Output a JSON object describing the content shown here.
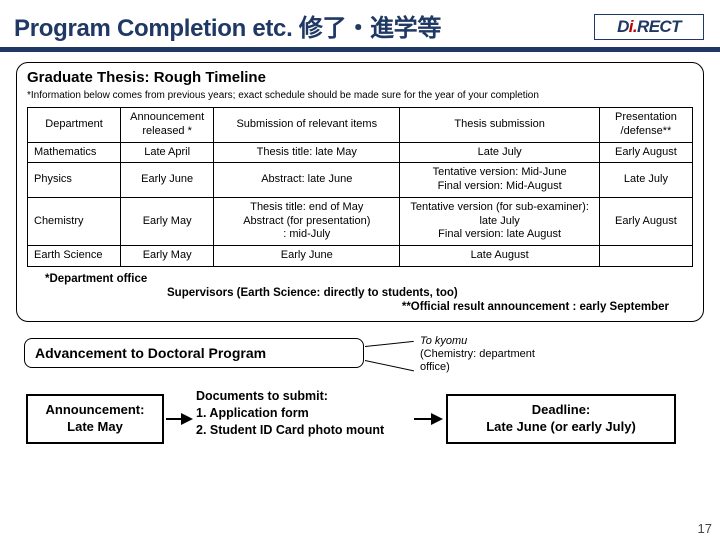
{
  "logo_text_pre": "D",
  "logo_text_i": "i.",
  "logo_text_post": "RECT",
  "title": "Program Completion etc. 修了・進学等",
  "section1": {
    "heading": "Graduate Thesis: Rough Timeline",
    "note": "*Information below comes from previous years; exact schedule should be made sure for the year of your completion",
    "columns": [
      "Department",
      "Announcement released *",
      "Submission of relevant items",
      "Thesis submission",
      "Presentation /defense**"
    ],
    "col_widths_pct": [
      14,
      14,
      28,
      30,
      14
    ],
    "rows": [
      {
        "dept": "Mathematics",
        "ann": "Late April",
        "sub": "Thesis title: late  May",
        "thesis": "Late July",
        "pres": "Early August"
      },
      {
        "dept": "Physics",
        "ann": "Early June",
        "sub": "Abstract: late June",
        "thesis": "Tentative version: Mid-June\nFinal version: Mid-August",
        "pres": "Late July"
      },
      {
        "dept": "Chemistry",
        "ann": "Early May",
        "sub": "Thesis title: end of May\nAbstract (for presentation)\n: mid-July",
        "thesis": "Tentative version (for sub-examiner):\nlate July\nFinal version: late August",
        "pres": "Early August"
      },
      {
        "dept": "Earth Science",
        "ann": "Early May",
        "sub": "Early June",
        "thesis": "Late August",
        "pres": ""
      }
    ],
    "dept_note": "*Department office",
    "supervisors": "Supervisors (Earth Science: directly to students, too)",
    "official_result": "**Official result announcement : early September"
  },
  "section2": {
    "heading": "Advancement to Doctoral Program",
    "kyomu_title": "To kyomu",
    "kyomu_sub": "(Chemistry: department office)",
    "announcement_label": "Announcement:\nLate May",
    "docs_heading": "Documents to submit:",
    "docs_1": "1. Application form",
    "docs_2": "2. Student ID Card photo mount",
    "deadline_label": "Deadline:\nLate June (or early July)"
  },
  "slide_number": "17",
  "colors": {
    "title_color": "#1f3864",
    "underline_color": "#1f3864",
    "logo_border": "#1f3864",
    "logo_accent": "#c00000",
    "border_color": "#000000",
    "background": "#ffffff"
  }
}
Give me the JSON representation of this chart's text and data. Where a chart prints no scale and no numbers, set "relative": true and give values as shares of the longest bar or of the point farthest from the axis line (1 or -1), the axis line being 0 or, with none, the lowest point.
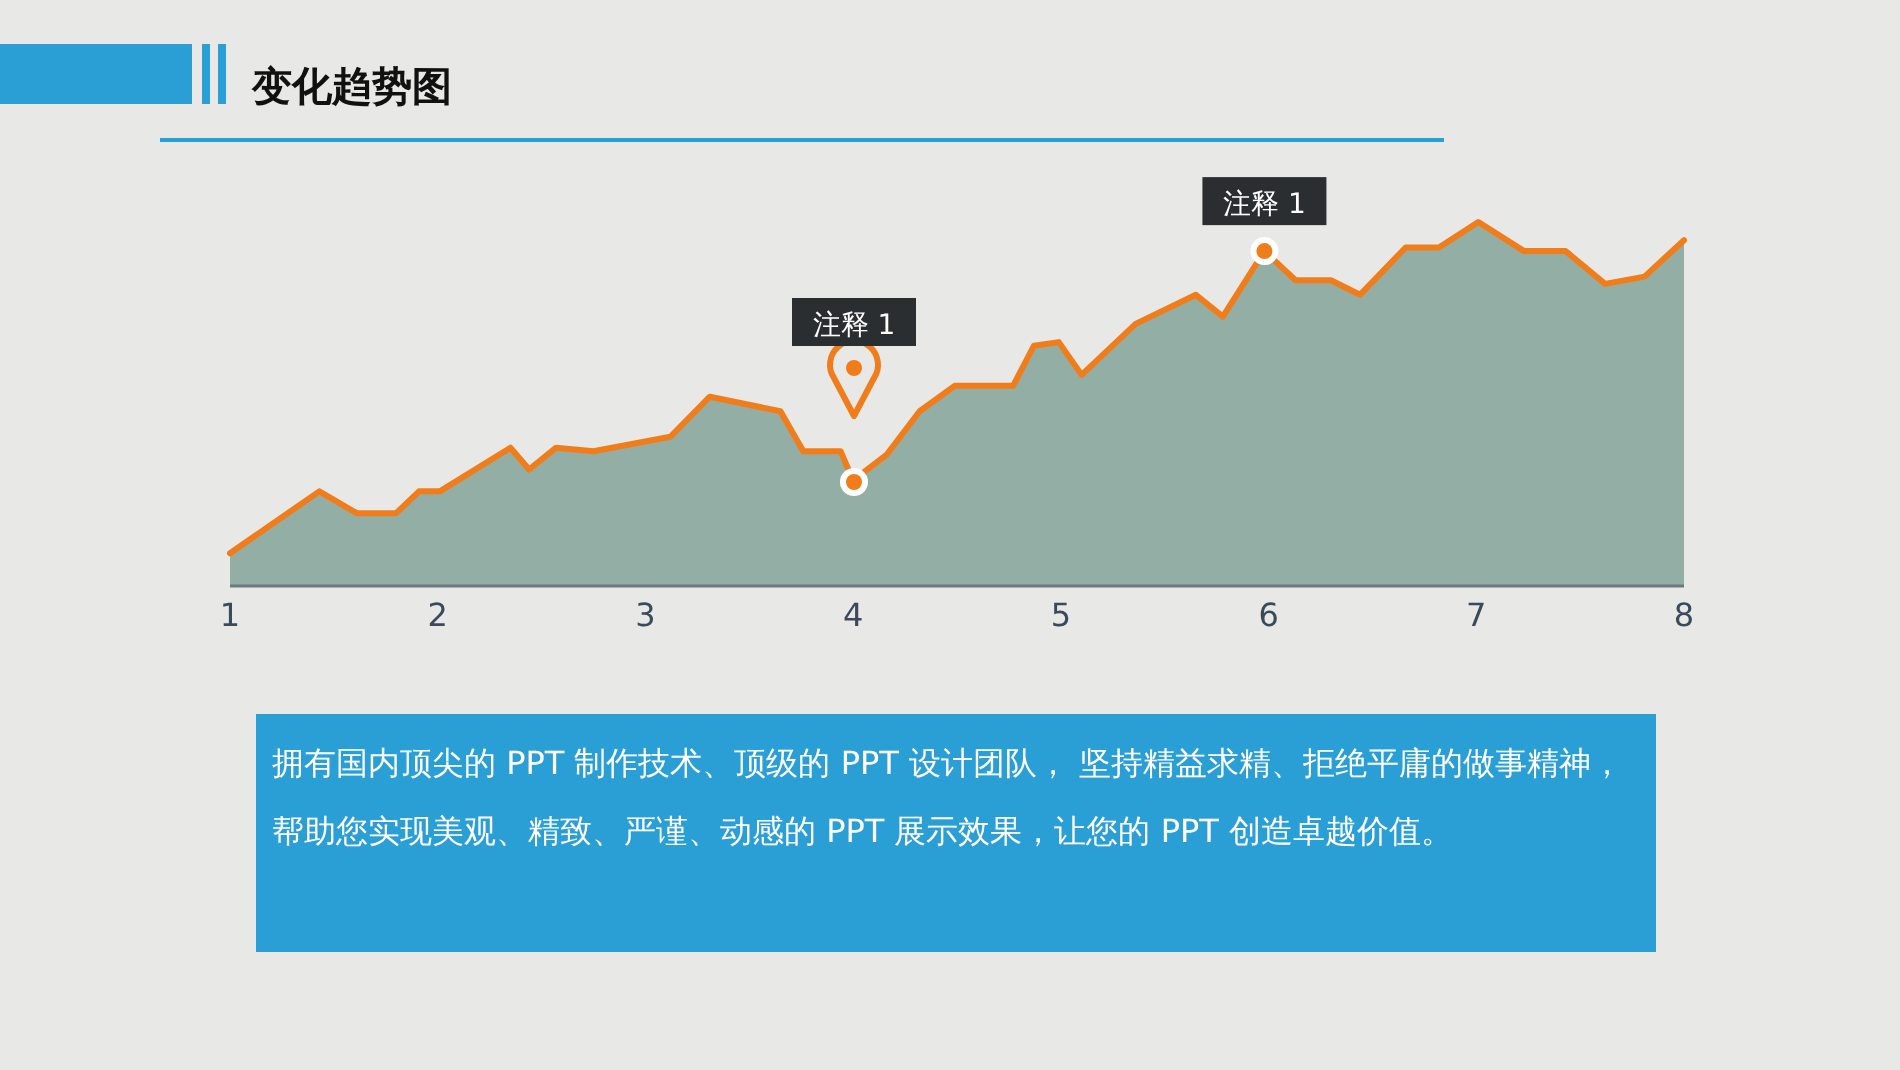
{
  "chart_data": {
    "type": "area",
    "title": "变化趋势图",
    "relative": true,
    "xlim": [
      1,
      8
    ],
    "xticks": [
      1,
      2,
      3,
      4,
      5,
      6,
      7,
      8
    ],
    "series": [
      {
        "color": "#93afa5",
        "x": [
          1.0,
          1.43,
          1.61,
          1.8,
          1.91,
          2.01,
          2.35,
          2.44,
          2.57,
          2.75,
          3.12,
          3.31,
          3.65,
          3.76,
          3.94,
          4.0,
          4.16,
          4.32,
          4.49,
          4.77,
          4.87,
          4.99,
          5.1,
          5.36,
          5.65,
          5.78,
          5.98,
          6.13,
          6.3,
          6.44,
          6.66,
          6.82,
          7.01,
          7.23,
          7.43,
          7.62,
          7.81,
          8.0
        ],
        "values": [
          0.09,
          0.26,
          0.2,
          0.2,
          0.26,
          0.26,
          0.38,
          0.32,
          0.38,
          0.37,
          0.41,
          0.52,
          0.48,
          0.37,
          0.37,
          0.29,
          0.36,
          0.48,
          0.55,
          0.55,
          0.66,
          0.67,
          0.58,
          0.72,
          0.8,
          0.74,
          0.92,
          0.84,
          0.84,
          0.8,
          0.93,
          0.93,
          1.0,
          0.92,
          0.92,
          0.83,
          0.85,
          0.95
        ]
      }
    ],
    "annotations": [
      "注释 1",
      {
        "text": "注释 1",
        "x": 5.98,
        "y": 0.92
      },
      "拥有国内顶尖的 PPT 制作技术、顶级的 PPT 设计团队， 坚持精益求精、拒绝平庸的做事精神，帮助您实现美观、精致、严谨、动感的 PPT 展示效果，让您的 PPT 创造卓越价值。"
    ]
  }
}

-*-

The request — Exactly as written, return every line of the listing, but not the pictures.

Worked answer —
Output a JSON object describing the content shown here.
{
  "logo_text_pre": "D",
  "logo_text_i": "i.",
  "logo_text_post": "RECT",
  "title": "Program Completion etc. 修了・進学等",
  "section1": {
    "heading": "Graduate Thesis: Rough Timeline",
    "note": "*Information below comes from previous years; exact schedule should be made sure for the year of your completion",
    "columns": [
      "Department",
      "Announcement released *",
      "Submission of relevant items",
      "Thesis submission",
      "Presentation /defense**"
    ],
    "col_widths_pct": [
      14,
      14,
      28,
      30,
      14
    ],
    "rows": [
      {
        "dept": "Mathematics",
        "ann": "Late April",
        "sub": "Thesis title: late  May",
        "thesis": "Late July",
        "pres": "Early August"
      },
      {
        "dept": "Physics",
        "ann": "Early June",
        "sub": "Abstract: late June",
        "thesis": "Tentative version: Mid-June\nFinal version: Mid-August",
        "pres": "Late July"
      },
      {
        "dept": "Chemistry",
        "ann": "Early May",
        "sub": "Thesis title: end of May\nAbstract (for presentation)\n: mid-July",
        "thesis": "Tentative version (for sub-examiner):\nlate July\nFinal version: late August",
        "pres": "Early August"
      },
      {
        "dept": "Earth Science",
        "ann": "Early May",
        "sub": "Early June",
        "thesis": "Late August",
        "pres": ""
      }
    ],
    "dept_note": "*Department office",
    "supervisors": "Supervisors (Earth Science: directly to students, too)",
    "official_result": "**Official result announcement : early September"
  },
  "section2": {
    "heading": "Advancement to Doctoral Program",
    "kyomu_title": "To kyomu",
    "kyomu_sub": "(Chemistry: department office)",
    "announcement_label": "Announcement:\nLate May",
    "docs_heading": "Documents to submit:",
    "docs_1": "1. Application form",
    "docs_2": "2. Student ID Card photo mount",
    "deadline_label": "Deadline:\nLate June (or early July)"
  },
  "slide_number": "17",
  "colors": {
    "title_color": "#1f3864",
    "underline_color": "#1f3864",
    "logo_border": "#1f3864",
    "logo_accent": "#c00000",
    "border_color": "#000000",
    "background": "#ffffff"
  }
}
Give me the JSON representation of this chart's text and data. Where a chart prints no scale and no numbers, set "relative": true and give values as shares of the longest bar or of the point farthest from the axis line (1 or -1), the axis line being 0 or, with none, the lowest point.
{
  "chart_data": {
    "type": "area",
    "title": "变化趋势图",
    "relative": true,
    "xlim": [
      1,
      8
    ],
    "xticks": [
      1,
      2,
      3,
      4,
      5,
      6,
      7,
      8
    ],
    "series": [
      {
        "color": "#93afa5",
        "x": [
          1.0,
          1.43,
          1.61,
          1.8,
          1.91,
          2.01,
          2.35,
          2.44,
          2.57,
          2.75,
          3.12,
          3.31,
          3.65,
          3.76,
          3.94,
          4.0,
          4.16,
          4.32,
          4.49,
          4.77,
          4.87,
          4.99,
          5.1,
          5.36,
          5.65,
          5.78,
          5.98,
          6.13,
          6.3,
          6.44,
          6.66,
          6.82,
          7.01,
          7.23,
          7.43,
          7.62,
          7.81,
          8.0
        ],
        "values": [
          0.09,
          0.26,
          0.2,
          0.2,
          0.26,
          0.26,
          0.38,
          0.32,
          0.38,
          0.37,
          0.41,
          0.52,
          0.48,
          0.37,
          0.37,
          0.29,
          0.36,
          0.48,
          0.55,
          0.55,
          0.66,
          0.67,
          0.58,
          0.72,
          0.8,
          0.74,
          0.92,
          0.84,
          0.84,
          0.8,
          0.93,
          0.93,
          1.0,
          0.92,
          0.92,
          0.83,
          0.85,
          0.95
        ]
      }
    ],
    "annotations": [
      "注释 1",
      {
        "text": "注释 1",
        "x": 5.98,
        "y": 0.92
      },
      "拥有国内顶尖的 PPT 制作技术、顶级的 PPT 设计团队， 坚持精益求精、拒绝平庸的做事精神，帮助您实现美观、精致、严谨、动感的 PPT 展示效果，让您的 PPT 创造卓越价值。"
    ]
  }
}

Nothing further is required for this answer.